Stored items

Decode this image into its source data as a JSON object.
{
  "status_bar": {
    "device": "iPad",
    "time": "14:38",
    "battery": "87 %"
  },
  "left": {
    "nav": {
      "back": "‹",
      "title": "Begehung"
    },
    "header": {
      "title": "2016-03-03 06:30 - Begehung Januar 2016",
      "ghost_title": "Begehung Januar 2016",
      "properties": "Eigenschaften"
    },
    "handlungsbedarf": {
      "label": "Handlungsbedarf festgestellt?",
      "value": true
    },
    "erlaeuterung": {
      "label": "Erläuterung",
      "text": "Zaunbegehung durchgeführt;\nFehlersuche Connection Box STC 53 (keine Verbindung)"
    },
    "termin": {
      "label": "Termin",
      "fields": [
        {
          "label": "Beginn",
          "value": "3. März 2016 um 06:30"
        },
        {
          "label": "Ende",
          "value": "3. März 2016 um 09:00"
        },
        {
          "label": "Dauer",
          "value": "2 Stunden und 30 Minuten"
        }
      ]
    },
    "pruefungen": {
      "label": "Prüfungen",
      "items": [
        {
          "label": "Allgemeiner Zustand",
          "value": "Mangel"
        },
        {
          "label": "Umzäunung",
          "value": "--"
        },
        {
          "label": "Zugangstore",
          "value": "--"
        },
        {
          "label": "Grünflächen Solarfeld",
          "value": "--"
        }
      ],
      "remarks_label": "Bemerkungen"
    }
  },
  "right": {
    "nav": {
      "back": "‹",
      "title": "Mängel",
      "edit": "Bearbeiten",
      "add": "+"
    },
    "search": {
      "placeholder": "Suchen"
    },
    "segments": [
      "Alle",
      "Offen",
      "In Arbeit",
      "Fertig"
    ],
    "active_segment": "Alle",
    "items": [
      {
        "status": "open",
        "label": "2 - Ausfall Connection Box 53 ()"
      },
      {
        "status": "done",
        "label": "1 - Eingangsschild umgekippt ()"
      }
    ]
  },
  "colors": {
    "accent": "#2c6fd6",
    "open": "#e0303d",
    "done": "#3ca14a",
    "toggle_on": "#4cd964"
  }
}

**WORK INSTRUCTIONS**: Copy out each line of the data containing the string "Connection".

**RESULT**:
      "text": "Zaunbegehung durchgeführt;\nFehlersuche Connection Box STC 53 (keine Verbindung)"
        "label": "2 - Ausfall Connection Box 53 ()"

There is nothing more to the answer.